> [What is expected] Leave the pictures out and print every record below exactly as it stands.
━━ Dataset rows ━━
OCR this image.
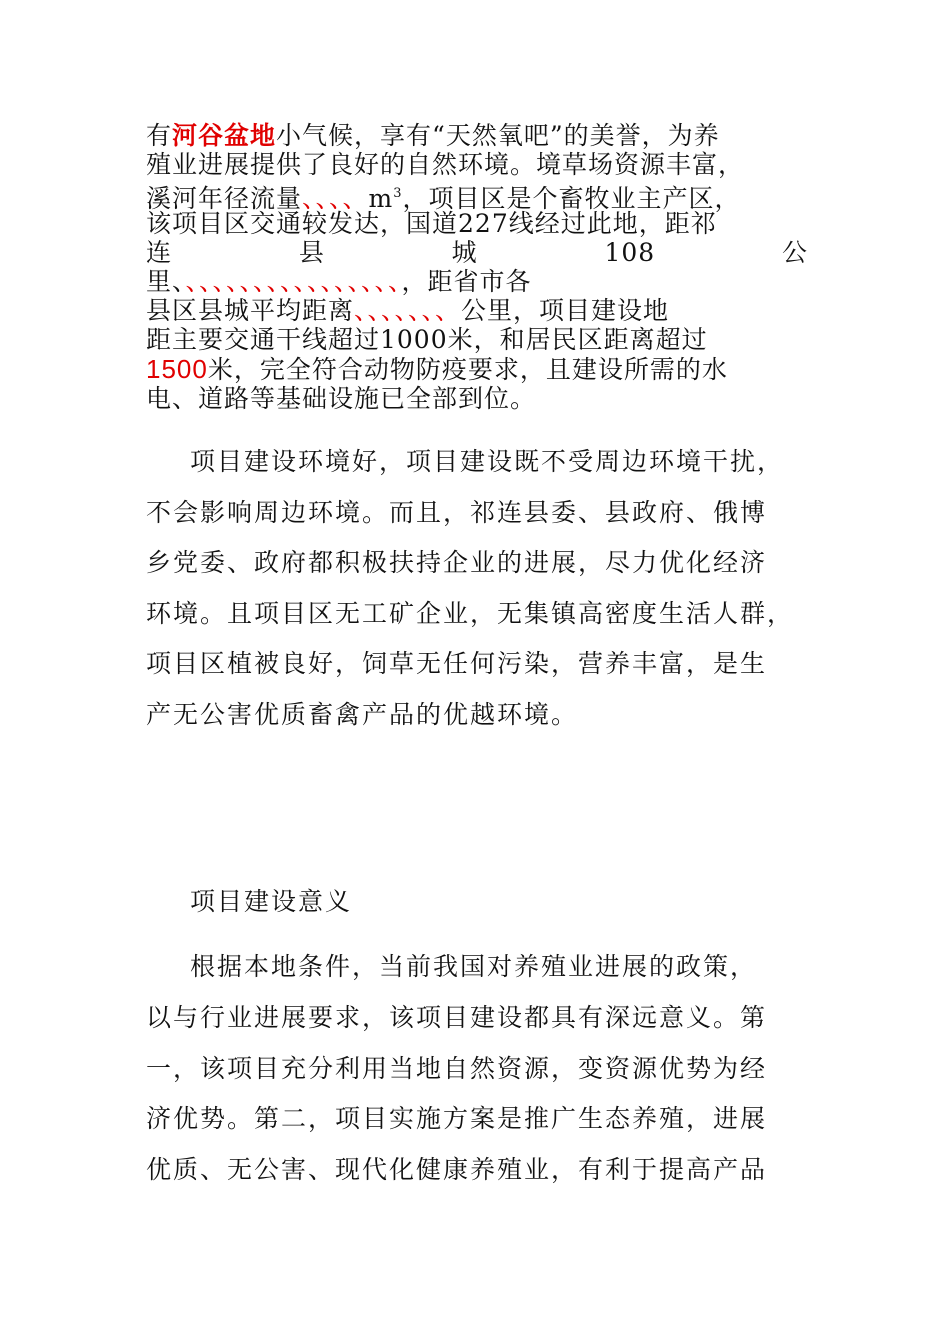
有河谷盆地小气候，享有“天然氧吧”的美誉，为养
殖业进展提供了良好的自然环境。境草场资源丰富，
溪河年径流量、、、、$m^3$，项目区是个畜牧业主产区，
该项目区交通较发达，国道227线经过此地，距祁
连	县	城	108	公
里、、、、、、、、、、、、、、、、、，距省市各
县区县城平均距离、、、、、、、公里，项目建设地
距主要交通干线超过1000米，和居民区距离超过
1500米，完全符合动物防疫要求，且建设所需的水
电、道路等基础设施已全部到位。
项目建设环境好，项目建设既不受周边环境干扰，
不会影响周边环境。而且，祁连县委、县政府、俄博
乡党委、政府都积极扶持企业的进展，尽力优化经济
环境。且项目区无工矿企业，无集镇高密度生活人群，
项目区植被良好，饲草无任何污染，营养丰富，是生
产无公害优质畜禽产品的优越环境。
项目建设意义
根据本地条件，当前我国对养殖业进展的政策，
以与行业进展要求，该项目建设都具有深远意义。第
一，该项目充分利用当地自然资源，变资源优势为经
济优势。第二，项目实施方案是推广生态养殖，进展
优质、无公害、现代化健康养殖业，有利于提高产品
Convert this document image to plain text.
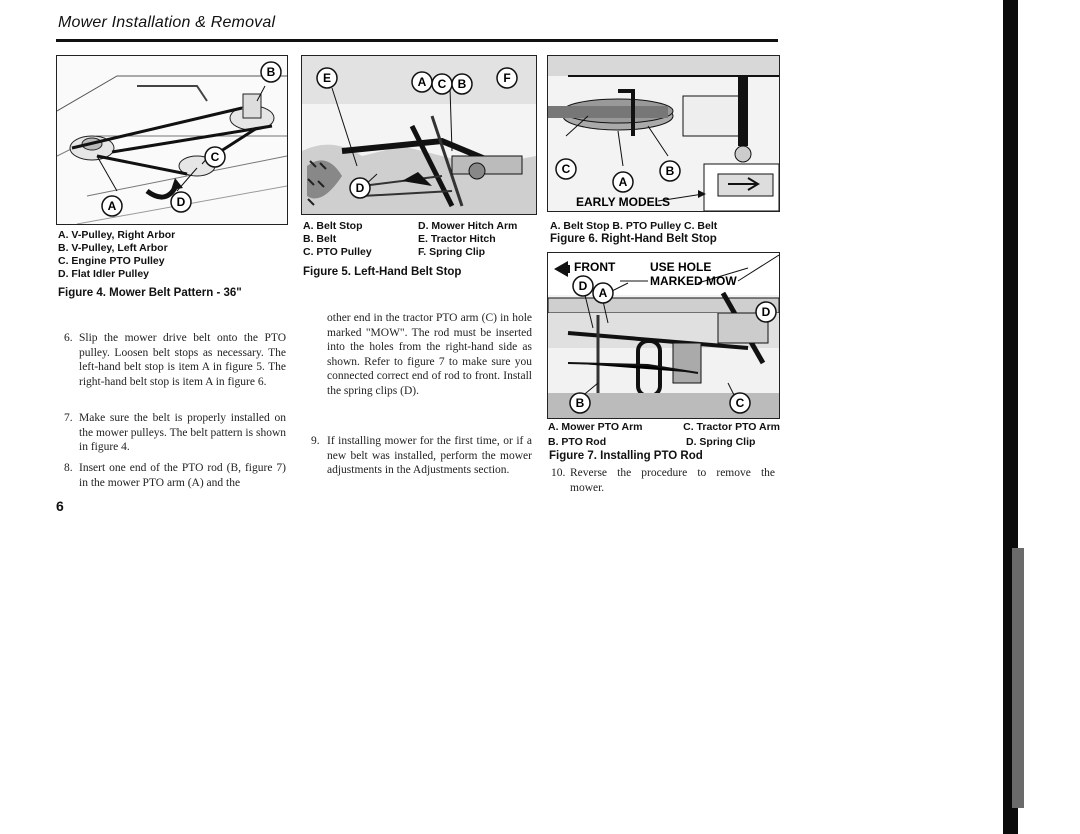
Mower Installation & Removal
A
B
C
D
A. V-Pulley, Right Arbor
B. V-Pulley, Left Arbor
C. Engine PTO Pulley
D. Flat Idler Pulley
Figure 4. Mower Belt Pattern - 36"
E	A C B	F
D
A. Belt Stop
B. Belt
C. PTO Pulley
D. Mower Hitch Arm
E. Tractor Hitch
F. Spring Clip
Figure 5. Left-Hand Belt Stop
C
A
B
EARLY MODELS
A. Belt Stop B. PTO Pulley C. Belt
Figure 6. Right-Hand Belt Stop
FRONT	USE HOLE
MARKED MOW
D A
D
B	C
A. Mower PTO Arm	C. Tractor PTO Arm
B. PTO Rod	D. Spring Clip
Figure 7. Installing PTO Rod
6. Slip the mower drive belt onto the PTO pulley. Loosen belt stops as necessary. The left-hand belt stop is item A in figure 5. The right-hand belt stop is item A in figure 6.
7. Make sure the belt is properly installed on the mower pulleys. The belt pattern is shown in figure 4.
8. Insert one end of the PTO rod (B, figure 7) in the mower PTO arm (A) and the
other end in the tractor PTO arm (C) in hole marked "MOW". The rod must be inserted into the holes from the right-hand side as shown. Refer to figure 7 to make sure you connected correct end of rod to front. Install the spring clips (D).
9. If installing mower for the first time, or if a new belt was installed, perform the mower adjustments in the Adjustments section.	10. Reverse the procedure to remove the mower.
6
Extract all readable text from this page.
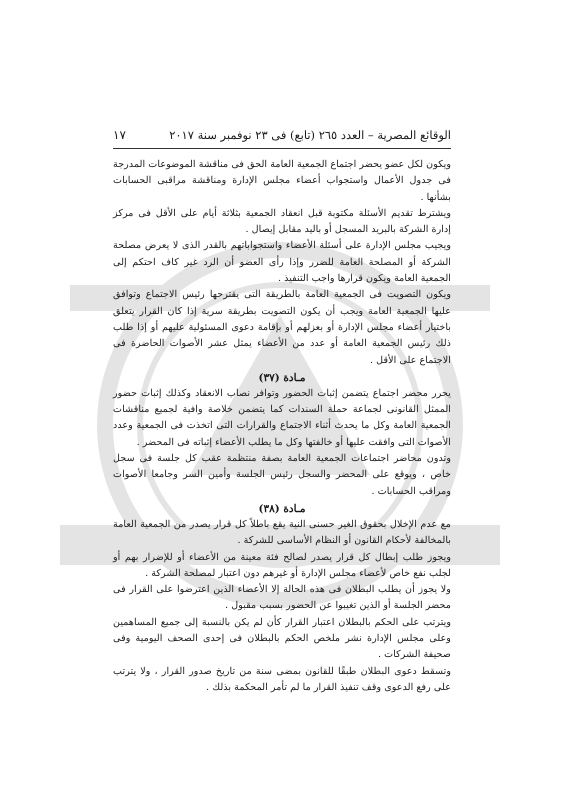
الوقائع المصرية – العدد ٢٦٥ (تابع) فى ٢٣ نوفمبر سنة ٢٠١٧
١٧

ويكون لكل عضو يحضر اجتماع الجمعية العامة الحق فى مناقشة الموضوعات المدرجة فى جدول الأعمال واستجواب أعضاء مجلس الإدارة ومناقشة مراقبى الحسابات بشأنها .

ويشترط تقديم الأسئلة مكتوبة قبل انعقاد الجمعية بثلاثة أيام على الأقل فى مركز إدارة الشركة بالبريد المسجل أو باليد مقابل إيصال .

ويجيب مجلس الإدارة على أسئلة الأعضاء واستجواباتهم بالقدر الذى لا يعرض مصلحة الشركة أو المصلحة العامة للضرر وإذا رأى العضو أن الرد غير كاف احتكم إلى الجمعية العامة ويكون قرارها واجب التنفيذ .

ويكون التصويت فى الجمعية العامة بالطريقة التى يقترحها رئيس الاجتماع وتوافق عليها الجمعية العامة ويجب أن يكون التصويت بطريقة سرية إذا كان القرار يتعلق باختيار أعضاء مجلس الإدارة أو بعزلهم أو بإقامة دعوى المسئولية عليهم أو إذا طلب ذلك رئيس الجمعية العامة أو عدد من الأعضاء يمثل عشر الأصوات الحاضرة فى الاجتماع على الأقل .

مـادة (٣٧)

يحرر محضر اجتماع يتضمن إثبات الحضور وتوافر نصاب الانعقاد وكذلك إثبات حضور الممثل القانونى لجماعة حملة السندات كما يتضمن خلاصة وافية لجميع مناقشات الجمعية العامة وكل ما يحدث أثناء الاجتماع والقرارات التى اتخذت فى الجمعية وعدد الأصوات التى وافقت عليها أو خالفتها وكل ما يطلب الأعضاء إثباته فى المحضر .

وتدون محاضر اجتماعات الجمعية العامة بصفة منتظمة عقب كل جلسة فى سجل خاص ، ويوقع على المحضر والسجل رئيس الجلسة وأمين السر وجامعا الأصوات ومراقب الحسابات .

مـادة (٣٨)

مع عدم الإخلال بحقوق الغير حسنى النية يقع باطلاً كل قرار يصدر من الجمعية العامة بالمخالفة لأحكام القانون أو النظام الأساسى للشركة .

ويجوز طلب إبطال كل قرار يصدر لصالح فئة معينة من الأعضاء أو للإضرار بهم أو لجلب نفع خاص لأعضاء مجلس الإدارة أو غيرهم دون اعتبار لمصلحة الشركة .

ولا يجوز أن يطلب البطلان فى هذه الحالة إلا الأعضاء الذين اعترضوا على القرار فى محضر الجلسة أو الذين تغيبوا عن الحضور بسبب مقبول .

ويترتب على الحكم بالبطلان اعتبار القرار كأن لم يكن بالنسبة إلى جميع المساهمين وعلى مجلس الإدارة نشر ملخص الحكم بالبطلان فى إحدى الصحف اليومية وفى صحيفة الشركات .

وتسقط دعوى البطلان طبقًا للقانون بمضى سنة من تاريخ صدور القرار ، ولا يترتب على رفع الدعوى وقف تنفيذ القرار ما لم تأمر المحكمة بذلك .
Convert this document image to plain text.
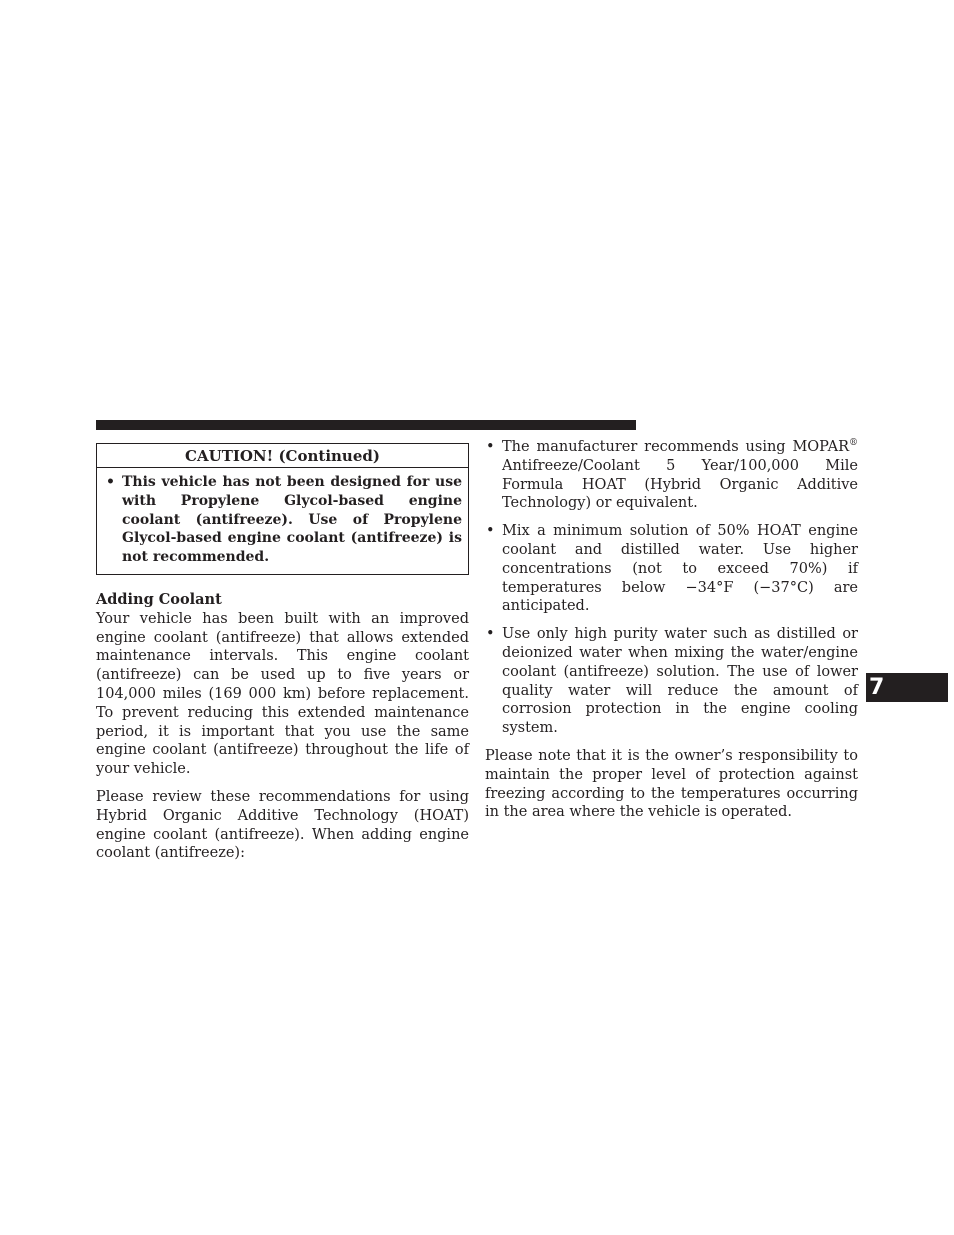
CAUTION! (Continued)
• This vehicle has not been designed for use with Propylene Glycol-based engine coolant (antifreeze). Use of Propylene Glycol-based engine coolant (antifreeze) is not recommended.
Adding Coolant

Your vehicle has been built with an improved engine coolant (antifreeze) that allows extended maintenance intervals. This engine coolant (antifreeze) can be used up to five years or 104,000 miles (169 000 km) before replacement. To prevent reducing this extended maintenance period, it is important that you use the same engine coolant (antifreeze) throughout the life of your vehicle.

Please review these recommendations for using Hybrid Organic Additive Technology (HOAT) engine coolant (antifreeze). When adding engine coolant (antifreeze):

• The manufacturer recommends using MOPAR® Antifreeze/Coolant 5 Year/100,000 Mile Formula HOAT (Hybrid Organic Additive Technology) or equivalent.
• Mix a minimum solution of 50% HOAT engine coolant and distilled water. Use higher concentrations (not to exceed 70%) if temperatures below −34°F (−37°C) are anticipated.
• Use only high purity water such as distilled or deionized water when mixing the water/engine coolant (antifreeze) solution. The use of lower quality water will reduce the amount of corrosion protection in the engine cooling system.

Please note that it is the owner’s responsibility to maintain the proper level of protection against freezing according to the temperatures occurring in the area where the vehicle is operated.

7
━━━
> [Response to the exercise]
OCR this image.
有河谷盆地小气候，享有“天然氧吧”的美誉，为养
殖业进展提供了良好的自然环境。境草场资源丰富，
溪河年径流量、、、、$m^3$，项目区是个畜牧业主产区，
该项目区交通较发达，国道227线经过此地，距祁
连	县	城	108	公
里、、、、、、、、、、、、、、、、、，距省市各
县区县城平均距离、、、、、、、公里，项目建设地
距主要交通干线超过1000米，和居民区距离超过
1500米，完全符合动物防疫要求，且建设所需的水
电、道路等基础设施已全部到位。
项目建设环境好，项目建设既不受周边环境干扰，
不会影响周边环境。而且，祁连县委、县政府、俄博
乡党委、政府都积极扶持企业的进展，尽力优化经济
环境。且项目区无工矿企业，无集镇高密度生活人群，
项目区植被良好，饲草无任何污染，营养丰富，是生
产无公害优质畜禽产品的优越环境。
项目建设意义
根据本地条件，当前我国对养殖业进展的政策，
以与行业进展要求，该项目建设都具有深远意义。第
一，该项目充分利用当地自然资源，变资源优势为经
济优势。第二，项目实施方案是推广生态养殖，进展
优质、无公害、现代化健康养殖业，有利于提高产品
Convert this document image to plain text.
Mower Installation & Removal
A
B
C
D
A. V-Pulley, Right Arbor
B. V-Pulley, Left Arbor
C. Engine PTO Pulley
D. Flat Idler Pulley
Figure 4. Mower Belt Pattern - 36"
E	A C B	F
D
A. Belt Stop
B. Belt
C. PTO Pulley
D. Mower Hitch Arm
E. Tractor Hitch
F. Spring Clip
Figure 5. Left-Hand Belt Stop
C
A
B
EARLY MODELS
A. Belt Stop B. PTO Pulley C. Belt
Figure 6. Right-Hand Belt Stop
FRONT	USE HOLE
MARKED MOW
D A
D
B	C
A. Mower PTO Arm	C. Tractor PTO Arm
B. PTO Rod	D. Spring Clip
Figure 7. Installing PTO Rod
6. Slip the mower drive belt onto the PTO pulley. Loosen belt stops as necessary. The left-hand belt stop is item A in figure 5. The right-hand belt stop is item A in figure 6.
7. Make sure the belt is properly installed on the mower pulleys. The belt pattern is shown in figure 4.
8. Insert one end of the PTO rod (B, figure 7) in the mower PTO arm (A) and the
other end in the tractor PTO arm (C) in hole marked "MOW". The rod must be inserted into the holes from the right-hand side as shown. Refer to figure 7 to make sure you connected correct end of rod to front. Install the spring clips (D).
9. If installing mower for the first time, or if a new belt was installed, perform the mower adjustments in the Adjustments section.	10. Reverse the procedure to remove the mower.
6
Extract all readable text from this page.
الوقائع المصرية – العدد ٢٦٥ (تابع) فى ٢٣ نوفمبر سنة ٢٠١٧
١٧

ويكون لكل عضو يحضر اجتماع الجمعية العامة الحق فى مناقشة الموضوعات المدرجة فى جدول الأعمال واستجواب أعضاء مجلس الإدارة ومناقشة مراقبى الحسابات بشأنها .

ويشترط تقديم الأسئلة مكتوبة قبل انعقاد الجمعية بثلاثة أيام على الأقل فى مركز إدارة الشركة بالبريد المسجل أو باليد مقابل إيصال .

ويجيب مجلس الإدارة على أسئلة الأعضاء واستجواباتهم بالقدر الذى لا يعرض مصلحة الشركة أو المصلحة العامة للضرر وإذا رأى العضو أن الرد غير كاف احتكم إلى الجمعية العامة ويكون قرارها واجب التنفيذ .

ويكون التصويت فى الجمعية العامة بالطريقة التى يقترحها رئيس الاجتماع وتوافق عليها الجمعية العامة ويجب أن يكون التصويت بطريقة سرية إذا كان القرار يتعلق باختيار أعضاء مجلس الإدارة أو بعزلهم أو بإقامة دعوى المسئولية عليهم أو إذا طلب ذلك رئيس الجمعية العامة أو عدد من الأعضاء يمثل عشر الأصوات الحاضرة فى الاجتماع على الأقل .

مـادة (٣٧)

يحرر محضر اجتماع يتضمن إثبات الحضور وتوافر نصاب الانعقاد وكذلك إثبات حضور الممثل القانونى لجماعة حملة السندات كما يتضمن خلاصة وافية لجميع مناقشات الجمعية العامة وكل ما يحدث أثناء الاجتماع والقرارات التى اتخذت فى الجمعية وعدد الأصوات التى وافقت عليها أو خالفتها وكل ما يطلب الأعضاء إثباته فى المحضر .

وتدون محاضر اجتماعات الجمعية العامة بصفة منتظمة عقب كل جلسة فى سجل خاص ، ويوقع على المحضر والسجل رئيس الجلسة وأمين السر وجامعا الأصوات ومراقب الحسابات .

مـادة (٣٨)

مع عدم الإخلال بحقوق الغير حسنى النية يقع باطلاً كل قرار يصدر من الجمعية العامة بالمخالفة لأحكام القانون أو النظام الأساسى للشركة .

ويجوز طلب إبطال كل قرار يصدر لصالح فئة معينة من الأعضاء أو للإضرار بهم أو لجلب نفع خاص لأعضاء مجلس الإدارة أو غيرهم دون اعتبار لمصلحة الشركة .

ولا يجوز أن يطلب البطلان فى هذه الحالة إلا الأعضاء الذين اعترضوا على القرار فى محضر الجلسة أو الذين تغيبوا عن الحضور بسبب مقبول .

ويترتب على الحكم بالبطلان اعتبار القرار كأن لم يكن بالنسبة إلى جميع المساهمين وعلى مجلس الإدارة نشر ملخص الحكم بالبطلان فى إحدى الصحف اليومية وفى صحيفة الشركات .

وتسقط دعوى البطلان طبقًا للقانون بمضى سنة من تاريخ صدور القرار ، ولا يترتب على رفع الدعوى وقف تنفيذ القرار ما لم تأمر المحكمة بذلك .
Convert this document image to plain text.
CAUTION! (Continued)
• This vehicle has not been designed for use with Propylene Glycol-based engine coolant (antifreeze). Use of Propylene Glycol-based engine coolant (antifreeze) is not recommended.
Adding Coolant

Your vehicle has been built with an improved engine coolant (antifreeze) that allows extended maintenance intervals. This engine coolant (antifreeze) can be used up to five years or 104,000 miles (169 000 km) before replacement. To prevent reducing this extended maintenance period, it is important that you use the same engine coolant (antifreeze) throughout the life of your vehicle.

Please review these recommendations for using Hybrid Organic Additive Technology (HOAT) engine coolant (antifreeze). When adding engine coolant (antifreeze):

• The manufacturer recommends using MOPAR® Antifreeze/Coolant 5 Year/100,000 Mile Formula HOAT (Hybrid Organic Additive Technology) or equivalent.
• Mix a minimum solution of 50% HOAT engine coolant and distilled water. Use higher concentrations (not to exceed 70%) if temperatures below −34°F (−37°C) are anticipated.
• Use only high purity water such as distilled or deionized water when mixing the water/engine coolant (antifreeze) solution. The use of lower quality water will reduce the amount of corrosion protection in the engine cooling system.

Please note that it is the owner’s responsibility to maintain the proper level of protection against freezing according to the temperatures occurring in the area where the vehicle is operated.

7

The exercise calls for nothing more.